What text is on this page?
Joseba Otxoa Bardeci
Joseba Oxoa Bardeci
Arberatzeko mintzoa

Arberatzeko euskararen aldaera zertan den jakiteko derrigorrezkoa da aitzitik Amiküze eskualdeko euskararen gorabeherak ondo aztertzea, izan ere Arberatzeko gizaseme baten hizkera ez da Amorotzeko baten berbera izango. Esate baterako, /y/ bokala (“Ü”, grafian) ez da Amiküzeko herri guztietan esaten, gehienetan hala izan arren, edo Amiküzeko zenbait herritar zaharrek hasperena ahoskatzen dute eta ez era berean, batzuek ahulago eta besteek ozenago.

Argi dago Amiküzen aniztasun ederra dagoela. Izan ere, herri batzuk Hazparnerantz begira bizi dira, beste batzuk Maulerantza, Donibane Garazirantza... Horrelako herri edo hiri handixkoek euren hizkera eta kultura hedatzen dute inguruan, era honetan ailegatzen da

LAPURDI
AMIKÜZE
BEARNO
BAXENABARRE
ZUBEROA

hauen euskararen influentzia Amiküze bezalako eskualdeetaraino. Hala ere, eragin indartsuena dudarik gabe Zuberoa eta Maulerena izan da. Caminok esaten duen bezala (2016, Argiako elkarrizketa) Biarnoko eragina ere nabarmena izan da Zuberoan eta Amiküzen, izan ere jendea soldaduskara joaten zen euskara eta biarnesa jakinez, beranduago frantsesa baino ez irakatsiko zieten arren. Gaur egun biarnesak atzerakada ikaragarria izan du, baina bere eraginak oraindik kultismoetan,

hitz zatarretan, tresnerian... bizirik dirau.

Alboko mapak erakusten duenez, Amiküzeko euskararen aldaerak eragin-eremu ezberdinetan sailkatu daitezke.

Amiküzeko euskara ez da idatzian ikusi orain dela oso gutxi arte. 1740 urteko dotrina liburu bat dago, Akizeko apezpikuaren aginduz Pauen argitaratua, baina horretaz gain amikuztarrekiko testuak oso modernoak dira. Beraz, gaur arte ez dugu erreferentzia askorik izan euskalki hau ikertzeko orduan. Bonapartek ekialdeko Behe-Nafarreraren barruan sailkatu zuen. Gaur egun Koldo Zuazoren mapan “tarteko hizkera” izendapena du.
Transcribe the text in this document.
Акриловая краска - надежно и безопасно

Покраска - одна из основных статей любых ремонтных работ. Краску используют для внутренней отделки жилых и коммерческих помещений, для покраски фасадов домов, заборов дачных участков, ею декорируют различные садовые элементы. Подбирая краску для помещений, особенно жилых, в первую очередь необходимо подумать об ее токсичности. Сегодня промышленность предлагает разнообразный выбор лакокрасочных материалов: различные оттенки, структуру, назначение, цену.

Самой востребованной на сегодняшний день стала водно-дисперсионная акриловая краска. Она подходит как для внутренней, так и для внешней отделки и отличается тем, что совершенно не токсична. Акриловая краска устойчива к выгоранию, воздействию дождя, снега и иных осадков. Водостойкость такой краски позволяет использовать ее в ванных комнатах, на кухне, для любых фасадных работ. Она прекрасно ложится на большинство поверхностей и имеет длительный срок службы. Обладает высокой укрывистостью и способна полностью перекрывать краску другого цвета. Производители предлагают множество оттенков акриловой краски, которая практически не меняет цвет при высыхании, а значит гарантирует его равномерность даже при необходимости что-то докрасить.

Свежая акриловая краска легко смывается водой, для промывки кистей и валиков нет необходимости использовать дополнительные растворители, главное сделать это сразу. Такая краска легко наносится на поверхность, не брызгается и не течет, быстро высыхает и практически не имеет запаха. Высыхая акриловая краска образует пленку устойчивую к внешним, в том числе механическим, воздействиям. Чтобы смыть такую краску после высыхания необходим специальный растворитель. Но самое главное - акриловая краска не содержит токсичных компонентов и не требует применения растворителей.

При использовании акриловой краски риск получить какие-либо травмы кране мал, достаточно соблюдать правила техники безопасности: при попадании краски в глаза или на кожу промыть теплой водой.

========================

What to do ->
All of the entries should be written out again exactly.

Answer to this task ->
What text is on this page?
Joseba Otxoa Bardeci
Joseba Oxoa Bardeci
Arberatzeko mintzoa

Arberatzeko euskararen aldaera zertan den jakiteko derrigorrezkoa da aitzitik Amiküze eskualdeko euskararen gorabeherak ondo aztertzea, izan ere Arberatzeko gizaseme baten hizkera ez da Amorotzeko baten berbera izango. Esate baterako, /y/ bokala (“Ü”, grafian) ez da Amiküzeko herri guztietan esaten, gehienetan hala izan arren, edo Amiküzeko zenbait herritar zaharrek hasperena ahoskatzen dute eta ez era berean, batzuek ahulago eta besteek ozenago.

Argi dago Amiküzen aniztasun ederra dagoela. Izan ere, herri batzuk Hazparnerantz begira bizi dira, beste batzuk Maulerantza, Donibane Garazirantza... Horrelako herri edo hiri handixkoek euren hizkera eta kultura hedatzen dute inguruan, era honetan ailegatzen da

LAPURDI
AMIKÜZE
BEARNO
BAXENABARRE
ZUBEROA

hauen euskararen influentzia Amiküze bezalako eskualdeetaraino. Hala ere, eragin indartsuena dudarik gabe Zuberoa eta Maulerena izan da. Caminok esaten duen bezala (2016, Argiako elkarrizketa) Biarnoko eragina ere nabarmena izan da Zuberoan eta Amiküzen, izan ere jendea soldaduskara joaten zen euskara eta biarnesa jakinez, beranduago frantsesa baino ez irakatsiko zieten arren. Gaur egun biarnesak atzerakada ikaragarria izan du, baina bere eraginak oraindik kultismoetan,

hitz zatarretan, tresnerian... bizirik dirau.

Alboko mapak erakusten duenez, Amiküzeko euskararen aldaerak eragin-eremu ezberdinetan sailkatu daitezke.

Amiküzeko euskara ez da idatzian ikusi orain dela oso gutxi arte. 1740 urteko dotrina liburu bat dago, Akizeko apezpikuaren aginduz Pauen argitaratua, baina horretaz gain amikuztarrekiko testuak oso modernoak dira. Beraz, gaur arte ez dugu erreferentzia askorik izan euskalki hau ikertzeko orduan. Bonapartek ekialdeko Behe-Nafarreraren barruan sailkatu zuen. Gaur egun Koldo Zuazoren mapan “tarteko hizkera” izendapena du.
Transcribe the text in this document.
Акриловая краска - надежно и безопасно

Покраска - одна из основных статей любых ремонтных работ. Краску используют для внутренней отделки жилых и коммерческих помещений, для покраски фасадов домов, заборов дачных участков, ею декорируют различные садовые элементы. Подбирая краску для помещений, особенно жилых, в первую очередь необходимо подумать об ее токсичности. Сегодня промышленность предлагает разнообразный выбор лакокрасочных материалов: различные оттенки, структуру, назначение, цену.

Самой востребованной на сегодняшний день стала водно-дисперсионная акриловая краска. Она подходит как для внутренней, так и для внешней отделки и отличается тем, что совершенно не токсична. Акриловая краска устойчива к выгоранию, воздействию дождя, снега и иных осадков. Водостойкость такой краски позволяет использовать ее в ванных комнатах, на кухне, для любых фасадных работ. Она прекрасно ложится на большинство поверхностей и имеет длительный срок службы. Обладает высокой укрывистостью и способна полностью перекрывать краску другого цвета. Производители предлагают множество оттенков акриловой краски, которая практически не меняет цвет при высыхании, а значит гарантирует его равномерность даже при необходимости что-то докрасить.

Свежая акриловая краска легко смывается водой, для промывки кистей и валиков нет необходимости использовать дополнительные растворители, главное сделать это сразу. Такая краска легко наносится на поверхность, не брызгается и не течет, быстро высыхает и практически не имеет запаха. Высыхая акриловая краска образует пленку устойчивую к внешним, в том числе механическим, воздействиям. Чтобы смыть такую краску после высыхания необходим специальный растворитель. Но самое главное - акриловая краска не содержит токсичных компонентов и не требует применения растворителей.

При использовании акриловой краски риск получить какие-либо травмы кране мал, достаточно соблюдать правила техники безопасности: при попадании краски в глаза или на кожу промыть теплой водой.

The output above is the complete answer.